Pursuant to Ind. Appellate Rule 65(D),
this Memorandum Decision shall not be
regarded as precedent or cited before
any court except for the purpose of Nov 07 2014, 8:05 am
establishing the defense of res judicata,
collateral estoppel, or the law of the
case.
ATTORNEY FOR APPELLANT: ATTORNEYS FOR APPELLEE:
BRANDON E. MURPHY GREGORY F. ZOELLER
Muncie, Indiana Attorney General of Indiana
RYAN D. JOHANNINGSMEIER
Deputy Attorney General
Indianapolis, Indiana
IN THE
COURT OF APPEALS OF INDIANA
JACK L. ANDERSON, )
)
Appellant-Defendant, )
)
vs. ) No. 05A02-1402-CR-133
)
STATE OF INDIANA, )
)
Appellee-Plaintiff. )
APPEAL FROM THE BLACKFORD CIRCUIT COURT
The Honorable Dean A. Young, Judge
Cause No. 05C01-1303-FC-72
November 7, 2014
MEMORANDUM DECISION - NOT FOR PUBLICATION
DARDEN, Senior Judge
STATEMENT OF THE CASE
Jack L. Anderson appeals his convictions of burglary, a Class C felony, Indiana
Code section 35-43-2-1 (1999), and theft, a Class D felony, Indiana Code section 35-43-
4-2 (2009). We affirm.
ISSUE
Anderson raises one issue, which we restate as: whether the trial court erred in
admitting evidence resulting from his arrest.
FACTS AND PROCEDURAL HISTORY1
In the early morning hours of March 3, 2013, Anderson and Daniel Meadows
arrived at a property in Dunkirk, Blackford County. They were in Meadows’ van, but
Anderson drove them to the destination. They both wore black leather jackets and jeans.
Vinod Gupta owned the property, which consisted of a barn and a house, and
neither he nor anyone else had given Anderson and Meadows permission to be there. No
one was present when Anderson and Meadows arrived. Anderson went into the barn but
came back out, saying he “didn’t find what he needed.” Tr. p. 48. Next, Anderson broke
into a shed he referred to as a “well house,” looking for brass fittings. Id. He came back
empty-handed. Anderson then went to the house, forced open the front door, and went
inside. Twenty minutes later, Anderson came outside and asked Meadows to help him
gather up copper wiring.

Element-and-box listings:

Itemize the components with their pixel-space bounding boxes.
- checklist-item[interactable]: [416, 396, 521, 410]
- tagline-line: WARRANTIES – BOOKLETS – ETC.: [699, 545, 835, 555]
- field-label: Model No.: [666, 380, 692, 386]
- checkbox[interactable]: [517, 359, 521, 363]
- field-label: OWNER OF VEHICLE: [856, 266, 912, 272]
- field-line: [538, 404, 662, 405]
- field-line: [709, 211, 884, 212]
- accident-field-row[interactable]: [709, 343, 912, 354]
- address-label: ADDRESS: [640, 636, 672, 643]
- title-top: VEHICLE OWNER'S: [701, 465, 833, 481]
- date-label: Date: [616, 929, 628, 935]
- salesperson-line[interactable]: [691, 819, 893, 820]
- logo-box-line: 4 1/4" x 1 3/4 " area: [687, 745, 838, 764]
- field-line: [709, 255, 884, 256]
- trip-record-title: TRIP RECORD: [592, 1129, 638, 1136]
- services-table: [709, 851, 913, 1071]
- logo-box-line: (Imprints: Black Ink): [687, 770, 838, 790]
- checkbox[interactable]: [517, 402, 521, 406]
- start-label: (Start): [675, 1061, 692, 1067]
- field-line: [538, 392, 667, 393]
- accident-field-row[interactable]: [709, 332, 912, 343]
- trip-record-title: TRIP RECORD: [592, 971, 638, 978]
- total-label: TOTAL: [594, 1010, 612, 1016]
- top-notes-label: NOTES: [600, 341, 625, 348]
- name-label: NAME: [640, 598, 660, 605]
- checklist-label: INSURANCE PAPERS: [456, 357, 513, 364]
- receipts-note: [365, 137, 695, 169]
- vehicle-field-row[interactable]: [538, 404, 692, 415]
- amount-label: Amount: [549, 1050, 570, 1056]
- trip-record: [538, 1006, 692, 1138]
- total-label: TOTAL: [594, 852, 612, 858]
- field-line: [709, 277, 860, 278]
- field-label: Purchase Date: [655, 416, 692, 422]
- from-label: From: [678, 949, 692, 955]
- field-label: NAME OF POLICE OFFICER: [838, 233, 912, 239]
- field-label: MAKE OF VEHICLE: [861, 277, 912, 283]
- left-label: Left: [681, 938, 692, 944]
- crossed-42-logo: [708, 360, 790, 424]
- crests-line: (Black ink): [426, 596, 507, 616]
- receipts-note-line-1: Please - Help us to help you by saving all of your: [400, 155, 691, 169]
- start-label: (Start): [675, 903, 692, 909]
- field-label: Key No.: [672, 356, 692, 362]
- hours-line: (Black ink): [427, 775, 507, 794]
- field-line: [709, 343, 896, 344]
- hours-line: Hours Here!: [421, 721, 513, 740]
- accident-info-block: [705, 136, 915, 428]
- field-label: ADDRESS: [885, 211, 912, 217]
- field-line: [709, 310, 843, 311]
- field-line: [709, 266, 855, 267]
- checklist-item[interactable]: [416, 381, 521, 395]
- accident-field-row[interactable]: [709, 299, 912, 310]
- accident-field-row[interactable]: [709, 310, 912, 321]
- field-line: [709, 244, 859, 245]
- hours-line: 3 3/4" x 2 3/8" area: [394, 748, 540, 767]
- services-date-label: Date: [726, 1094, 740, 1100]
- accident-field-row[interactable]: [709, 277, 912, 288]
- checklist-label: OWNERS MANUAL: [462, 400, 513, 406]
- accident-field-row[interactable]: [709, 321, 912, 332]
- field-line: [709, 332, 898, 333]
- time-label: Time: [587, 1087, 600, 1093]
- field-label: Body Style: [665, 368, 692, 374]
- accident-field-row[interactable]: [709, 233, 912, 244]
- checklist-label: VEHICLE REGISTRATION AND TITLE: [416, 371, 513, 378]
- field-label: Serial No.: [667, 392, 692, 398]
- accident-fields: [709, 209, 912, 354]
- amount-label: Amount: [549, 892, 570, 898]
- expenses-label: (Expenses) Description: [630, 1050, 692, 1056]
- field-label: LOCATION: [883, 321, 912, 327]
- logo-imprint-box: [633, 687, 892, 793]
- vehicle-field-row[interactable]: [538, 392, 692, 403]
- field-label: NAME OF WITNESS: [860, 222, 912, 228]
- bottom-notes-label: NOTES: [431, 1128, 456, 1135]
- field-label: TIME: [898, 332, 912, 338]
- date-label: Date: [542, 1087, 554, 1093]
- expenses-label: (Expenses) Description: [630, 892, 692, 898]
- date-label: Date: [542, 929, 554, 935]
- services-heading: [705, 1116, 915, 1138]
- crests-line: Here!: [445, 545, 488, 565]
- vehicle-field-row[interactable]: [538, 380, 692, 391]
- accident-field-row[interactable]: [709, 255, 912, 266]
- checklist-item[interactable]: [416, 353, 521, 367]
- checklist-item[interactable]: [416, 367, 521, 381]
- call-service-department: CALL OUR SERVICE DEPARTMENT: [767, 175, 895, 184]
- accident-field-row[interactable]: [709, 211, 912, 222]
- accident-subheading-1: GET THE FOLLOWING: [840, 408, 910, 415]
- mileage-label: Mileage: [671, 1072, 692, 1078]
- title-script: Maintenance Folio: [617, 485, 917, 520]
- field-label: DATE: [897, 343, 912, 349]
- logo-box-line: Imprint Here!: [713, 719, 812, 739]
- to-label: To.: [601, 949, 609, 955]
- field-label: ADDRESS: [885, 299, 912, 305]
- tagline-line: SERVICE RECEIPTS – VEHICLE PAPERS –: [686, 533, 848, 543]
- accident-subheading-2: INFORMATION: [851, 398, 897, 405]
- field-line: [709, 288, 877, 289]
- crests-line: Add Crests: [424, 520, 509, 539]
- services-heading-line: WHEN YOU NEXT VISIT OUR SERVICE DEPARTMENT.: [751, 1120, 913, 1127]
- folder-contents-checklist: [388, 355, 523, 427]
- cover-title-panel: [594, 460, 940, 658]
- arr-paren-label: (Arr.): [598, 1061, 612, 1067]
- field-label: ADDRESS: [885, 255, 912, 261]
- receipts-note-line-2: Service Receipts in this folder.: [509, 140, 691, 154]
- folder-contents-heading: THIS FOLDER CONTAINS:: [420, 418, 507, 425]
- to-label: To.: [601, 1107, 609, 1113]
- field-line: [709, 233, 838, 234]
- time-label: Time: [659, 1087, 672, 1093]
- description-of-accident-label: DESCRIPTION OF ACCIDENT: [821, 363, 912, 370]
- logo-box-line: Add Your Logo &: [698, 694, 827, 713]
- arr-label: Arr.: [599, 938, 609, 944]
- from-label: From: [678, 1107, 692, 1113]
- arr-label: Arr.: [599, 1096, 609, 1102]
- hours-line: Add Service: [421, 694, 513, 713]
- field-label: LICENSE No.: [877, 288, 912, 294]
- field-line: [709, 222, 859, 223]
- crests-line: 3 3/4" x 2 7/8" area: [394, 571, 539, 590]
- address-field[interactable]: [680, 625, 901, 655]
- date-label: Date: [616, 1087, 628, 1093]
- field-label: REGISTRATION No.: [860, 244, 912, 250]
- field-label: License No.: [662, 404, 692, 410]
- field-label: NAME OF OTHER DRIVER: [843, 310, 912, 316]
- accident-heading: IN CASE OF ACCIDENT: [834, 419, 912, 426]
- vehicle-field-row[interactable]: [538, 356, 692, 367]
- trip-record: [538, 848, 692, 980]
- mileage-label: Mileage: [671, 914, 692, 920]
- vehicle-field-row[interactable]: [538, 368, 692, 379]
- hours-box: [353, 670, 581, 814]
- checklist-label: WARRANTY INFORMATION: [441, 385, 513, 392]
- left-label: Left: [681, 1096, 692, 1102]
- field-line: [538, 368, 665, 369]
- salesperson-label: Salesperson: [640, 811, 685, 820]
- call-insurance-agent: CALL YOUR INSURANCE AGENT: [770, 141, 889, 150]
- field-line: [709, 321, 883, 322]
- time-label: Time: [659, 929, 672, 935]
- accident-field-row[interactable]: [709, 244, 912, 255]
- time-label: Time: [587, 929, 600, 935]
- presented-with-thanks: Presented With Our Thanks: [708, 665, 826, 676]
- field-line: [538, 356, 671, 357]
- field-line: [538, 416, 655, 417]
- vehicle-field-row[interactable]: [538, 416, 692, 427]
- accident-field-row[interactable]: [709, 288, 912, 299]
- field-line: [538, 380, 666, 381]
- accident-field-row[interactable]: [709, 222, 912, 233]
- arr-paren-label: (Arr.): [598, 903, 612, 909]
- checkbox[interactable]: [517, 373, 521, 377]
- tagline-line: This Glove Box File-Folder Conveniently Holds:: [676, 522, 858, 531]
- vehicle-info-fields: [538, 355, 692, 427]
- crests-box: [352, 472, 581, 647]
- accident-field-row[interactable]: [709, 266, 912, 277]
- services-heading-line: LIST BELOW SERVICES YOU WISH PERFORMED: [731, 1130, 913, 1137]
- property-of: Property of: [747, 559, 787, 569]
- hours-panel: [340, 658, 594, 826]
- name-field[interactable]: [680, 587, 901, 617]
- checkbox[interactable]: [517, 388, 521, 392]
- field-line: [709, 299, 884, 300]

**Set tasks:**
- A) In the appellate decision, what was Anderson looking for when he broke into the shed he called a "well house"?
- B) Continue the appellate decision on Anderson's burglary and theft convictions from the point at which it stops.

**Answers for the exercise:**
- A) Brass fittings.

- B)
1
The statement of facts in Anderson’s brief is largely a witness-by-witness summary of trial testimony, in
violation of Indiana Appellate Rule 46(A)(6)(c).
2
Meadows went inside with Anderson, and the two climbed up into the attic.
Meadows saw loose copper wire, and he watched Anderson tear another piece of wire off
of the wall. He and Anderson gathered up wire until Meadows heard a car outside. They
abandoned the wire, climbed down from the attic, and exited the house via a back
window.
Anderson ran away, but Meadows went to the front of the house to retrieve his
van. A man later identified as Larry Brown had parked his car behind Meadows’ van and
was waiting there. Meadows offered Brown $500 to let him leave, but Brown refused
and called the police. Brown’s vehicle blocked the driveway, so Meadows drove off
through a field, leaving tracks. The van became stuck in mud, and Meadows left on foot.
Officer Scott Blakely and other officers arrived at the house at 5:40 a.m. Id. at
123. Blakely and the other officers followed the tracks through the mud to the van. No
one was there, and a search of the area failed to reveal any suspects. Brown gave a
statement to Blakely, including a description of the person he encountered.
Later, at around 8:30 a.m., Blakely and another officer were dispatched to
investigate a reported sighting of an individual matching the description Brown had
provided. Id. At a location that was a half of a mile from the burglarized house, Blakely
saw a person, who was later identified as Anderson. Anderson matched the description
of the suspect, including wearing a black leather jacket with a belt on the bottom edge.
He also had mud “all over his jeans.” Id. at 119.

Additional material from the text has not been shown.